EXERCISE PROMPT — Copy out the records in full, word for word, without pictures.

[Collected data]
──────────

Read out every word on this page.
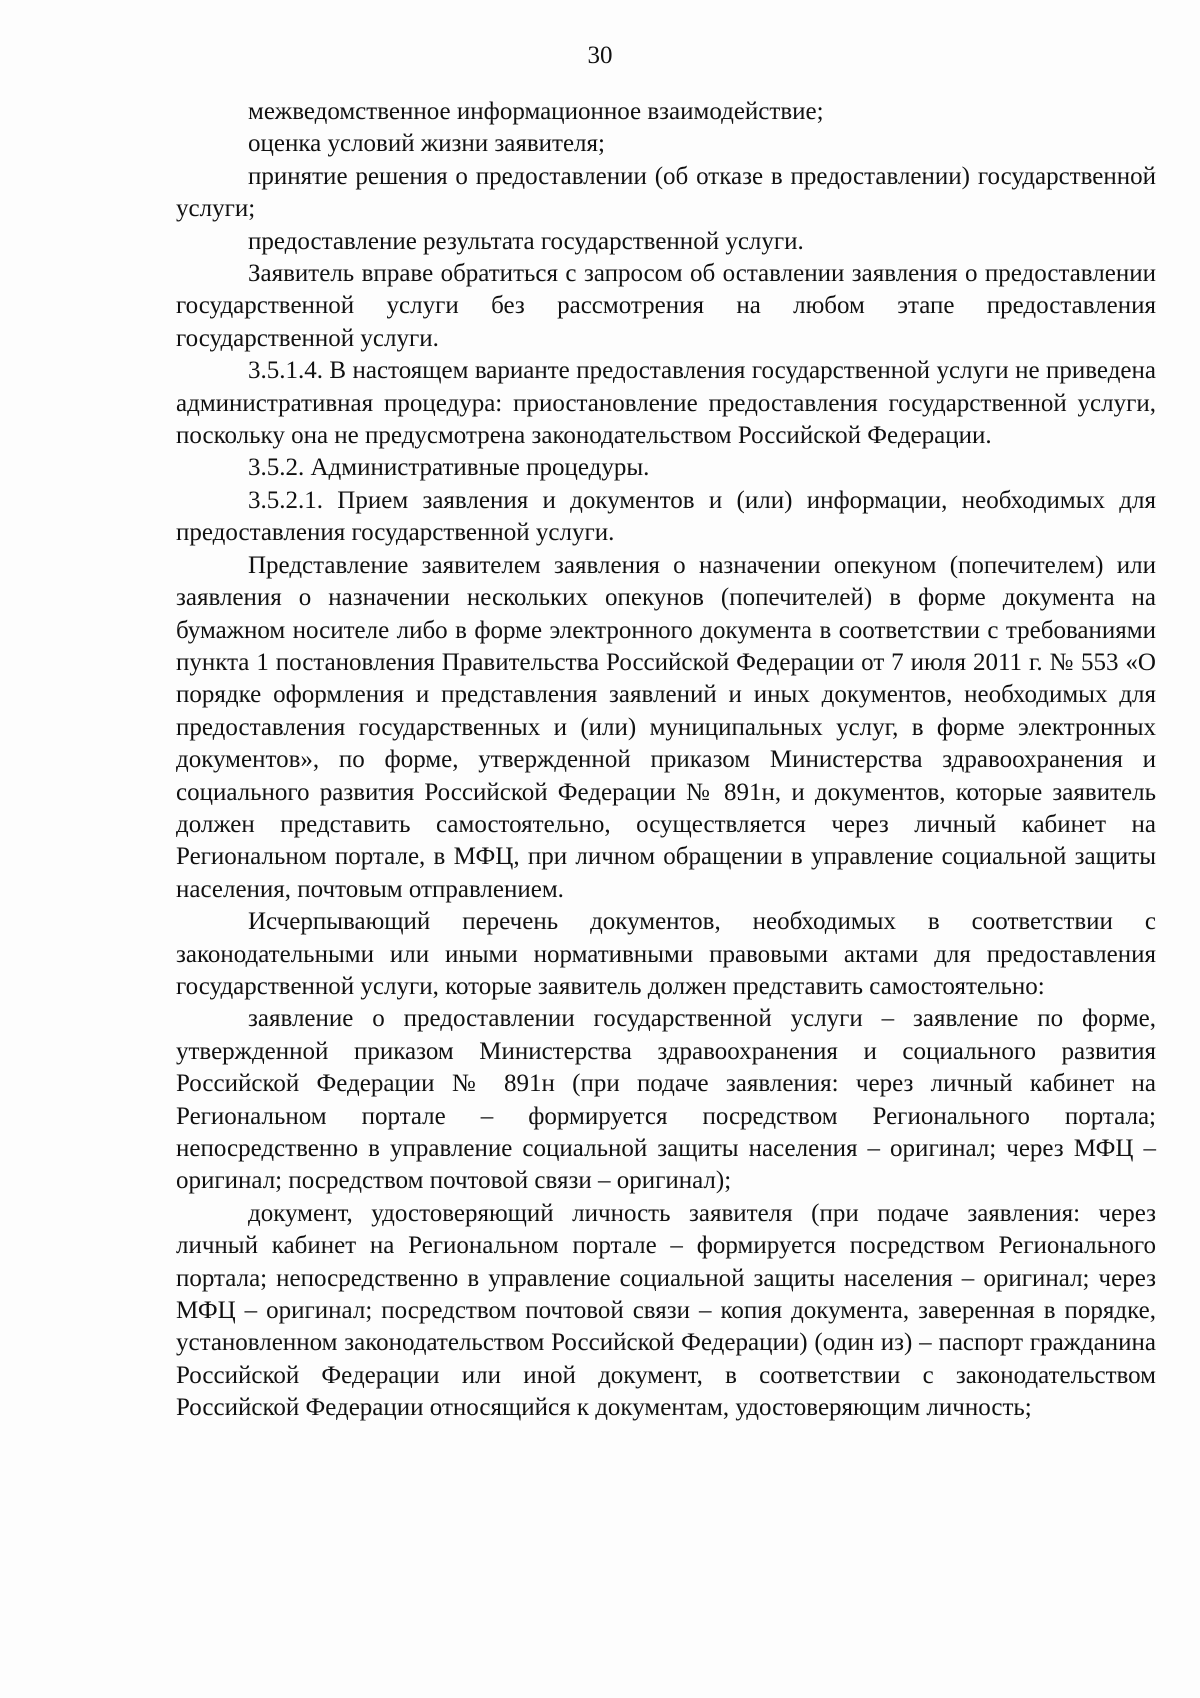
30

межведомственное информационное взаимодействие;

оценка условий жизни заявителя;

принятие решения о предоставлении (об отказе в предоставлении) государственной услуги;

предоставление результата государственной услуги.

Заявитель вправе обратиться с запросом об оставлении заявления о предоставлении государственной услуги без рассмотрения на любом этапе предоставления государственной услуги.

3.5.1.4. В настоящем варианте предоставления государственной услуги не приведена административная процедура: приостановление предоставления государственной услуги, поскольку она не предусмотрена законодательством Российской Федерации.

3.5.2. Административные процедуры.

3.5.2.1. Прием заявления и документов и (или) информации, необходимых для предоставления государственной услуги.

Представление заявителем заявления о назначении опекуном (попечителем) или заявления о назначении нескольких опекунов (попечителей) в форме документа на бумажном носителе либо в форме электронного документа в соответствии с требованиями пункта 1 постановления Правительства Российской Федерации от 7 июля 2011 г. № 553 «О порядке оформления и представления заявлений и иных документов, необходимых для предоставления государственных и (или) муниципальных услуг, в форме электронных документов», по форме, утвержденной приказом Министерства здравоохранения и социального развития Российской Федерации № 891н, и документов, которые заявитель должен представить самостоятельно, осуществляется через личный кабинет на Региональном портале, в МФЦ, при личном обращении в управление социальной защиты населения, почтовым отправлением.

Исчерпывающий перечень документов, необходимых в соответствии с законодательными или иными нормативными правовыми актами для предоставления государственной услуги, которые заявитель должен представить самостоятельно:

заявление о предоставлении государственной услуги – заявление по форме, утвержденной приказом Министерства здравоохранения и социального развития Российской Федерации № 891н (при подаче заявления: через личный кабинет на Региональном портале – формируется посредством Регионального портала; непосредственно в управление социальной защиты населения – оригинал; через МФЦ – оригинал; посредством почтовой связи – оригинал);

документ, удостоверяющий личность заявителя (при подаче заявления: через личный кабинет на Региональном портале – формируется посредством Регионального портала; непосредственно в управление социальной защиты населения – оригинал; через МФЦ – оригинал; посредством почтовой связи – копия документа, заверенная в порядке, установленном законодательством Российской Федерации) (один из) – паспорт гражданина Российской Федерации или иной документ, в соответствии с законодательством Российской Федерации относящийся к документам, удостоверяющим личность;
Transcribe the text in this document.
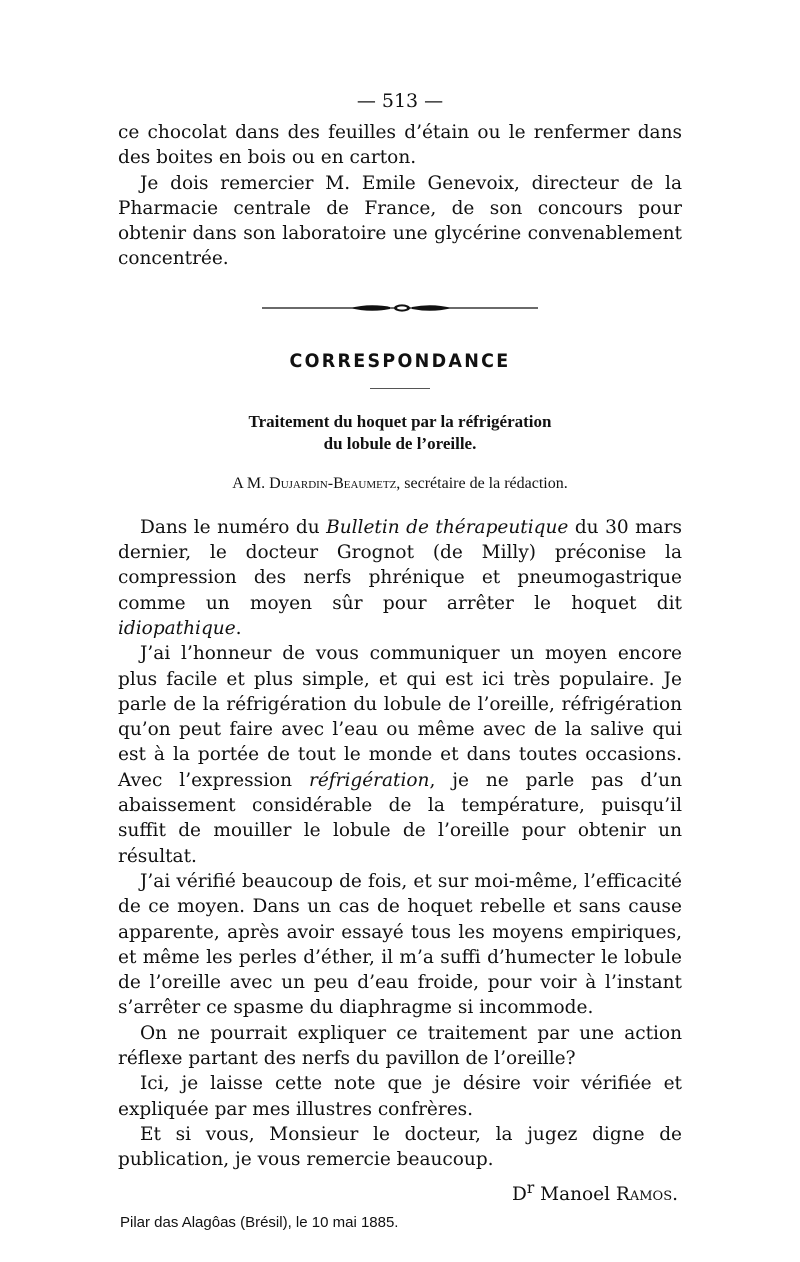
— 513 —

ce chocolat dans des feuilles d’étain ou le renfermer dans des boites en bois ou en carton.

Je dois remercier M. Emile Genevoix, directeur de la Pharmacie centrale de France, de son concours pour obtenir dans son laboratoire une glycérine convenablement concentrée.

CORRESPONDANCE

Traitement du hoquet par la réfrigération
du lobule de l’oreille.

A M. Dujardin-Beaumetz, secrétaire de la rédaction.

Dans le numéro du Bulletin de thérapeutique du 30 mars dernier, le docteur Grognot (de Milly) préconise la compression des nerfs phrénique et pneumogastrique comme un moyen sûr pour arrêter le hoquet dit idiopathique.

J’ai l’honneur de vous communiquer un moyen encore plus facile et plus simple, et qui est ici très populaire. Je parle de la réfrigération du lobule de l’oreille, réfrigération qu’on peut faire avec l’eau ou même avec de la salive qui est à la portée de tout le monde et dans toutes occasions. Avec l’expression réfrigération, je ne parle pas d’un abaissement considérable de la température, puisqu’il suffit de mouiller le lobule de l’oreille pour obtenir un résultat.

J’ai vérifié beaucoup de fois, et sur moi-même, l’efficacité de ce moyen. Dans un cas de hoquet rebelle et sans cause apparente, après avoir essayé tous les moyens empiriques, et même les perles d’éther, il m’a suffi d’humecter le lobule de l’oreille avec un peu d’eau froide, pour voir à l’instant s’arrêter ce spasme du diaphragme si incommode.

On ne pourrait expliquer ce traitement par une action réflexe partant des nerfs du pavillon de l’oreille?

Ici, je laisse cette note que je désire voir vérifiée et expliquée par mes illustres confrères.

Et si vous, Monsieur le docteur, la jugez digne de publication, je vous remercie beaucoup.

$D^r$ Manoel Ramos.
Pilar das Alagôas (Brésil), le 10 mai 1885.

──────────

RESULT BELOW —
Read out every word on this page.
30

межведомственное информационное взаимодействие;

оценка условий жизни заявителя;

принятие решения о предоставлении (об отказе в предоставлении) государственной услуги;

предоставление результата государственной услуги.

Заявитель вправе обратиться с запросом об оставлении заявления о предоставлении государственной услуги без рассмотрения на любом этапе предоставления государственной услуги.

3.5.1.4. В настоящем варианте предоставления государственной услуги не приведена административная процедура: приостановление предоставления государственной услуги, поскольку она не предусмотрена законодательством Российской Федерации.

3.5.2. Административные процедуры.

3.5.2.1. Прием заявления и документов и (или) информации, необходимых для предоставления государственной услуги.

Представление заявителем заявления о назначении опекуном (попечителем) или заявления о назначении нескольких опекунов (попечителей) в форме документа на бумажном носителе либо в форме электронного документа в соответствии с требованиями пункта 1 постановления Правительства Российской Федерации от 7 июля 2011 г. № 553 «О порядке оформления и представления заявлений и иных документов, необходимых для предоставления государственных и (или) муниципальных услуг, в форме электронных документов», по форме, утвержденной приказом Министерства здравоохранения и социального развития Российской Федерации № 891н, и документов, которые заявитель должен представить самостоятельно, осуществляется через личный кабинет на Региональном портале, в МФЦ, при личном обращении в управление социальной защиты населения, почтовым отправлением.

Исчерпывающий перечень документов, необходимых в соответствии с законодательными или иными нормативными правовыми актами для предоставления государственной услуги, которые заявитель должен представить самостоятельно:

заявление о предоставлении государственной услуги – заявление по форме, утвержденной приказом Министерства здравоохранения и социального развития Российской Федерации № 891н (при подаче заявления: через личный кабинет на Региональном портале – формируется посредством Регионального портала; непосредственно в управление социальной защиты населения – оригинал; через МФЦ – оригинал; посредством почтовой связи – оригинал);

документ, удостоверяющий личность заявителя (при подаче заявления: через личный кабинет на Региональном портале – формируется посредством Регионального портала; непосредственно в управление социальной защиты населения – оригинал; через МФЦ – оригинал; посредством почтовой связи – копия документа, заверенная в порядке, установленном законодательством Российской Федерации) (один из) – паспорт гражданина Российской Федерации или иной документ, в соответствии с законодательством Российской Федерации относящийся к документам, удостоверяющим личность;
Transcribe the text in this document.
— 513 —

ce chocolat dans des feuilles d’étain ou le renfermer dans des boites en bois ou en carton.

Je dois remercier M. Emile Genevoix, directeur de la Pharmacie centrale de France, de son concours pour obtenir dans son laboratoire une glycérine convenablement concentrée.

CORRESPONDANCE

Traitement du hoquet par la réfrigération
du lobule de l’oreille.

A M. Dujardin-Beaumetz, secrétaire de la rédaction.

Dans le numéro du Bulletin de thérapeutique du 30 mars dernier, le docteur Grognot (de Milly) préconise la compression des nerfs phrénique et pneumogastrique comme un moyen sûr pour arrêter le hoquet dit idiopathique.

J’ai l’honneur de vous communiquer un moyen encore plus facile et plus simple, et qui est ici très populaire. Je parle de la réfrigération du lobule de l’oreille, réfrigération qu’on peut faire avec l’eau ou même avec de la salive qui est à la portée de tout le monde et dans toutes occasions. Avec l’expression réfrigération, je ne parle pas d’un abaissement considérable de la température, puisqu’il suffit de mouiller le lobule de l’oreille pour obtenir un résultat.

J’ai vérifié beaucoup de fois, et sur moi-même, l’efficacité de ce moyen. Dans un cas de hoquet rebelle et sans cause apparente, après avoir essayé tous les moyens empiriques, et même les perles d’éther, il m’a suffi d’humecter le lobule de l’oreille avec un peu d’eau froide, pour voir à l’instant s’arrêter ce spasme du diaphragme si incommode.

On ne pourrait expliquer ce traitement par une action réflexe partant des nerfs du pavillon de l’oreille?

Ici, je laisse cette note que je désire voir vérifiée et expliquée par mes illustres confrères.

Et si vous, Monsieur le docteur, la jugez digne de publication, je vous remercie beaucoup.

$D^r$ Manoel Ramos.
Pilar das Alagôas (Brésil), le 10 mai 1885.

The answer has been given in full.